--- Data items ---
— start —
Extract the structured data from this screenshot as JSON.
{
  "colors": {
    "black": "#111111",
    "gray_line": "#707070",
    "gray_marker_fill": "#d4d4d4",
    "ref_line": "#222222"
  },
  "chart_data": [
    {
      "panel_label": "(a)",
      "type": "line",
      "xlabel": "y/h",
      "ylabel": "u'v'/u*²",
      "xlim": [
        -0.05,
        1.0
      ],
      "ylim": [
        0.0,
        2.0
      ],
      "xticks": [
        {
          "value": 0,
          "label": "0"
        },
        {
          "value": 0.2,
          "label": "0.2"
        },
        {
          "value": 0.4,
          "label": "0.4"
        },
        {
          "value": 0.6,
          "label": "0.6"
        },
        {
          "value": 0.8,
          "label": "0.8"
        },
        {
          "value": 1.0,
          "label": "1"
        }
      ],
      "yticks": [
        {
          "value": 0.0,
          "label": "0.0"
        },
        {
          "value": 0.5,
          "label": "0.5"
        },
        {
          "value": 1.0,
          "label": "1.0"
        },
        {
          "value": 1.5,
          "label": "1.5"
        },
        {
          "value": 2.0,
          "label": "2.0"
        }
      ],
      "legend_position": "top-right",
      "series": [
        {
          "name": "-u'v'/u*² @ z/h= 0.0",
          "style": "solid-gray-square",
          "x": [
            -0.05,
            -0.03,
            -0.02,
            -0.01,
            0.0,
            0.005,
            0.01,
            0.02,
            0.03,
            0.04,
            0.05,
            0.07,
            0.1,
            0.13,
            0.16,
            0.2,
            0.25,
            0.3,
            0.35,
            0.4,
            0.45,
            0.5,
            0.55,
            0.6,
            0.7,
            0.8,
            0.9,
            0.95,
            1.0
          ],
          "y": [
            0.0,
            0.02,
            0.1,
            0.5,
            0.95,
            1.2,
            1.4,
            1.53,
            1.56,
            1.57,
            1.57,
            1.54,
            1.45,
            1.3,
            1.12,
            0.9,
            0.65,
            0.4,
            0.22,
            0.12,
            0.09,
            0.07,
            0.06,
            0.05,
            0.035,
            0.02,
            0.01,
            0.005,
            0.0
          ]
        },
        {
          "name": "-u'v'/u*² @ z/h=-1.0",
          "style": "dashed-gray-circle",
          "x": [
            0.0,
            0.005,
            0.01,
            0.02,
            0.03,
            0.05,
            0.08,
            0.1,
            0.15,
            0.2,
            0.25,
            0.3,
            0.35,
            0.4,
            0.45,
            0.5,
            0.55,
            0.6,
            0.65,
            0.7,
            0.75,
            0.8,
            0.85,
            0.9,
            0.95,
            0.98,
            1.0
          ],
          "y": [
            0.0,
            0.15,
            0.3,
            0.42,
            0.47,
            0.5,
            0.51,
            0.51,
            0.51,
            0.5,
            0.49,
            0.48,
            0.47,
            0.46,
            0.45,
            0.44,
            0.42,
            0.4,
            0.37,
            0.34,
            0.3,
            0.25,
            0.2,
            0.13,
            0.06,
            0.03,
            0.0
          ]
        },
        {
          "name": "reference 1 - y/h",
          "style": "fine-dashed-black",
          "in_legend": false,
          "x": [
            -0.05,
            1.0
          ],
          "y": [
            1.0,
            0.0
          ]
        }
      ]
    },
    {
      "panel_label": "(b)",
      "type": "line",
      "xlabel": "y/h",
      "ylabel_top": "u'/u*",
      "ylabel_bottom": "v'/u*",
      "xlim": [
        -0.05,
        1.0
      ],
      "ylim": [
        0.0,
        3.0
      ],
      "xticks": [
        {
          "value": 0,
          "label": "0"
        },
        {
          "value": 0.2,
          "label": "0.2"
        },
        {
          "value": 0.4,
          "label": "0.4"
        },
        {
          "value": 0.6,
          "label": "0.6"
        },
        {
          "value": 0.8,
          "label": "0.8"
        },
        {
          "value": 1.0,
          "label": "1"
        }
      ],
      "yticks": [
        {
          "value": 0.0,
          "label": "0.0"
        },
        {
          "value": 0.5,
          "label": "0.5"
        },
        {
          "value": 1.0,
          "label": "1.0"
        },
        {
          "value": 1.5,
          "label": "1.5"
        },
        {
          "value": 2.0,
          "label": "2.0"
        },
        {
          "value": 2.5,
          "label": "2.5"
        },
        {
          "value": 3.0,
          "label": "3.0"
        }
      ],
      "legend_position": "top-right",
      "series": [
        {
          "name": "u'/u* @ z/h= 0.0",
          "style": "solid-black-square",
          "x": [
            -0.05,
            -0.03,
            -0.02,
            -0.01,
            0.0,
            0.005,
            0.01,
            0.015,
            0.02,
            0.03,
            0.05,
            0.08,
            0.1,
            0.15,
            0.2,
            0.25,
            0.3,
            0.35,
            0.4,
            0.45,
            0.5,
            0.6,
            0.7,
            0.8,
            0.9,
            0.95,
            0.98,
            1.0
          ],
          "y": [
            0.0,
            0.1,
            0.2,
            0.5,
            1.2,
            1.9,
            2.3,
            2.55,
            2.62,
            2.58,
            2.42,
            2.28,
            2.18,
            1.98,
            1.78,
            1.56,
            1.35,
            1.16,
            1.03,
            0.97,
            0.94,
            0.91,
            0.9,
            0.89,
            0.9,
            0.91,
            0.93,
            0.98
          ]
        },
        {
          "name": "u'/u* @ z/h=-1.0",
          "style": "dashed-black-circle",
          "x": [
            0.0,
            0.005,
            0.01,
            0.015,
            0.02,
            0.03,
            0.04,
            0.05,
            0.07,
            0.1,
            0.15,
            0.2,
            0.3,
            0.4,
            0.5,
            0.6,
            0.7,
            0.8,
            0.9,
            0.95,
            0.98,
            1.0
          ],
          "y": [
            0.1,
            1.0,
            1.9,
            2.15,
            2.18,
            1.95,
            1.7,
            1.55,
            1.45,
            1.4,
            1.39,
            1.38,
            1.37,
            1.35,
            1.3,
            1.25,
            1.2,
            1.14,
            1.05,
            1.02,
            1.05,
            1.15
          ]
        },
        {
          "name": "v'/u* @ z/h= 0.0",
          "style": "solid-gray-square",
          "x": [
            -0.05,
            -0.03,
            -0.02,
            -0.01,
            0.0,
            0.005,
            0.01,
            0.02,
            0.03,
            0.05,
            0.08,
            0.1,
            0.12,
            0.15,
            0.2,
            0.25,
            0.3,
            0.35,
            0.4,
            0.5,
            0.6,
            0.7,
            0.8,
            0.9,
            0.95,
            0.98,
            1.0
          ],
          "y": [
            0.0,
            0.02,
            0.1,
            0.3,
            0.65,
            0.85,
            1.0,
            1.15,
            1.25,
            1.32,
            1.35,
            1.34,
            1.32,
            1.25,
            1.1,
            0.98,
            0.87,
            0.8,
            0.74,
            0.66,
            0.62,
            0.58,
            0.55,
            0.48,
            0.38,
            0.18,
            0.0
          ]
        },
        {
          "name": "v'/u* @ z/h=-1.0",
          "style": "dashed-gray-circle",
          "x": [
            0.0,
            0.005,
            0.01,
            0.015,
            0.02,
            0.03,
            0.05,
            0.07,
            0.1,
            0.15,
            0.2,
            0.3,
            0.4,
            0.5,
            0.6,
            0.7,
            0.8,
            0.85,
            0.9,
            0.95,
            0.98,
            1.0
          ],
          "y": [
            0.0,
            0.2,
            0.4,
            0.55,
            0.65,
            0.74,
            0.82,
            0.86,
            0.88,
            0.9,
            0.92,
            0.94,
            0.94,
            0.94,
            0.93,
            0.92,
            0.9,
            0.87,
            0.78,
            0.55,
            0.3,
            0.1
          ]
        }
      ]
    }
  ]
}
— end —
--- GIVEN REQUEST ---
Reproduce the full listing exactly.

--- WRITTEN REPLY ---
Extract the structured data from this screenshot as JSON.
{
  "colors": {
    "black": "#111111",
    "gray_line": "#707070",
    "gray_marker_fill": "#d4d4d4",
    "ref_line": "#222222"
  },
  "chart_data": [
    {
      "panel_label": "(a)",
      "type": "line",
      "xlabel": "y/h",
      "ylabel": "u'v'/u*²",
      "xlim": [
        -0.05,
        1.0
      ],
      "ylim": [
        0.0,
        2.0
      ],
      "xticks": [
        {
          "value": 0,
          "label": "0"
        },
        {
          "value": 0.2,
          "label": "0.2"
        },
        {
          "value": 0.4,
          "label": "0.4"
        },
        {
          "value": 0.6,
          "label": "0.6"
        },
        {
          "value": 0.8,
          "label": "0.8"
        },
        {
          "value": 1.0,
          "label": "1"
        }
      ],
      "yticks": [
        {
          "value": 0.0,
          "label": "0.0"
        },
        {
          "value": 0.5,
          "label": "0.5"
        },
        {
          "value": 1.0,
          "label": "1.0"
        },
        {
          "value": 1.5,
          "label": "1.5"
        },
        {
          "value": 2.0,
          "label": "2.0"
        }
      ],
      "legend_position": "top-right",
      "series": [
        {
          "name": "-u'v'/u*² @ z/h= 0.0",
          "style": "solid-gray-square",
          "x": [
            -0.05,
            -0.03,
            -0.02,
            -0.01,
            0.0,
            0.005,
            0.01,
            0.02,
            0.03,
            0.04,
            0.05,
            0.07,
            0.1,
            0.13,
            0.16,
            0.2,
            0.25,
            0.3,
            0.35,
            0.4,
            0.45,
            0.5,
            0.55,
            0.6,
            0.7,
            0.8,
            0.9,
            0.95,
            1.0
          ],
          "y": [
            0.0,
            0.02,
            0.1,
            0.5,
            0.95,
            1.2,
            1.4,
            1.53,
            1.56,
            1.57,
            1.57,
            1.54,
            1.45,
            1.3,
            1.12,
            0.9,
            0.65,
            0.4,
            0.22,
            0.12,
            0.09,
            0.07,
            0.06,
            0.05,
            0.035,
            0.02,
            0.01,
            0.005,
            0.0
          ]
        },
        {
          "name": "-u'v'/u*² @ z/h=-1.0",
          "style": "dashed-gray-circle",
          "x": [
            0.0,
            0.005,
            0.01,
            0.02,
            0.03,
            0.05,
            0.08,
            0.1,
            0.15,
            0.2,
            0.25,
            0.3,
            0.35,
            0.4,
            0.45,
            0.5,
            0.55,
            0.6,
            0.65,
            0.7,
            0.75,
            0.8,
            0.85,
            0.9,
            0.95,
            0.98,
            1.0
          ],
          "y": [
            0.0,
            0.15,
            0.3,
            0.42,
            0.47,
            0.5,
            0.51,
            0.51,
            0.51,
            0.5,
            0.49,
            0.48,
            0.47,
            0.46,
            0.45,
            0.44,
            0.42,
            0.4,
            0.37,
            0.34,
            0.3,
            0.25,
            0.2,
            0.13,
            0.06,
            0.03,
            0.0
          ]
        },
        {
          "name": "reference 1 - y/h",
          "style": "fine-dashed-black",
          "in_legend": false,
          "x": [
            -0.05,
            1.0
          ],
          "y": [
            1.0,
            0.0
          ]
        }
      ]
    },
    {
      "panel_label": "(b)",
      "type": "line",
      "xlabel": "y/h",
      "ylabel_top": "u'/u*",
      "ylabel_bottom": "v'/u*",
      "xlim": [
        -0.05,
        1.0
      ],
      "ylim": [
        0.0,
        3.0
      ],
      "xticks": [
        {
          "value": 0,
          "label": "0"
        },
        {
          "value": 0.2,
          "label": "0.2"
        },
        {
          "value": 0.4,
          "label": "0.4"
        },
        {
          "value": 0.6,
          "label": "0.6"
        },
        {
          "value": 0.8,
          "label": "0.8"
        },
        {
          "value": 1.0,
          "label": "1"
        }
      ],
      "yticks": [
        {
          "value": 0.0,
          "label": "0.0"
        },
        {
          "value": 0.5,
          "label": "0.5"
        },
        {
          "value": 1.0,
          "label": "1.0"
        },
        {
          "value": 1.5,
          "label": "1.5"
        },
        {
          "value": 2.0,
          "label": "2.0"
        },
        {
          "value": 2.5,
          "label": "2.5"
        },
        {
          "value": 3.0,
          "label": "3.0"
        }
      ],
      "legend_position": "top-right",
      "series": [
        {
          "name": "u'/u* @ z/h= 0.0",
          "style": "solid-black-square",
          "x": [
            -0.05,
            -0.03,
            -0.02,
            -0.01,
            0.0,
            0.005,
            0.01,
            0.015,
            0.02,
            0.03,
            0.05,
            0.08,
            0.1,
            0.15,
            0.2,
            0.25,
            0.3,
            0.35,
            0.4,
            0.45,
            0.5,
            0.6,
            0.7,
            0.8,
            0.9,
            0.95,
            0.98,
            1.0
          ],
          "y": [
            0.0,
            0.1,
            0.2,
            0.5,
            1.2,
            1.9,
            2.3,
            2.55,
            2.62,
            2.58,
            2.42,
            2.28,
            2.18,
            1.98,
            1.78,
            1.56,
            1.35,
            1.16,
            1.03,
            0.97,
            0.94,
            0.91,
            0.9,
            0.89,
            0.9,
            0.91,
            0.93,
            0.98
          ]
        },
        {
          "name": "u'/u* @ z/h=-1.0",
          "style": "dashed-black-circle",
          "x": [
            0.0,
            0.005,
            0.01,
            0.015,
            0.02,
            0.03,
            0.04,
            0.05,
            0.07,
            0.1,
            0.15,
            0.2,
            0.3,
            0.4,
            0.5,
            0.6,
            0.7,
            0.8,
            0.9,
            0.95,
            0.98,
            1.0
          ],
          "y": [
            0.1,
            1.0,
            1.9,
            2.15,
            2.18,
            1.95,
            1.7,
            1.55,
            1.45,
            1.4,
            1.39,
            1.38,
            1.37,
            1.35,
            1.3,
            1.25,
            1.2,
            1.14,
            1.05,
            1.02,
            1.05,
            1.15
          ]
        },
        {
          "name": "v'/u* @ z/h= 0.0",
          "style": "solid-gray-square",
          "x": [
            -0.05,
            -0.03,
            -0.02,
            -0.01,
            0.0,
            0.005,
            0.01,
            0.02,
            0.03,
            0.05,
            0.08,
            0.1,
            0.12,
            0.15,
            0.2,
            0.25,
            0.3,
            0.35,
            0.4,
            0.5,
            0.6,
            0.7,
            0.8,
            0.9,
            0.95,
            0.98,
            1.0
          ],
          "y": [
            0.0,
            0.02,
            0.1,
            0.3,
            0.65,
            0.85,
            1.0,
            1.15,
            1.25,
            1.32,
            1.35,
            1.34,
            1.32,
            1.25,
            1.1,
            0.98,
            0.87,
            0.8,
            0.74,
            0.66,
            0.62,
            0.58,
            0.55,
            0.48,
            0.38,
            0.18,
            0.0
          ]
        },
        {
          "name": "v'/u* @ z/h=-1.0",
          "style": "dashed-gray-circle",
          "x": [
            0.0,
            0.005,
            0.01,
            0.015,
            0.02,
            0.03,
            0.05,
            0.07,
            0.1,
            0.15,
            0.2,
            0.3,
            0.4,
            0.5,
            0.6,
            0.7,
            0.8,
            0.85,
            0.9,
            0.95,
            0.98,
            1.0
          ],
          "y": [
            0.0,
            0.2,
            0.4,
            0.55,
            0.65,
            0.74,
            0.82,
            0.86,
            0.88,
            0.9,
            0.92,
            0.94,
            0.94,
            0.94,
            0.93,
            0.92,
            0.9,
            0.87,
            0.78,
            0.55,
            0.3,
            0.1
          ]
        }
      ]
    }
  ]
}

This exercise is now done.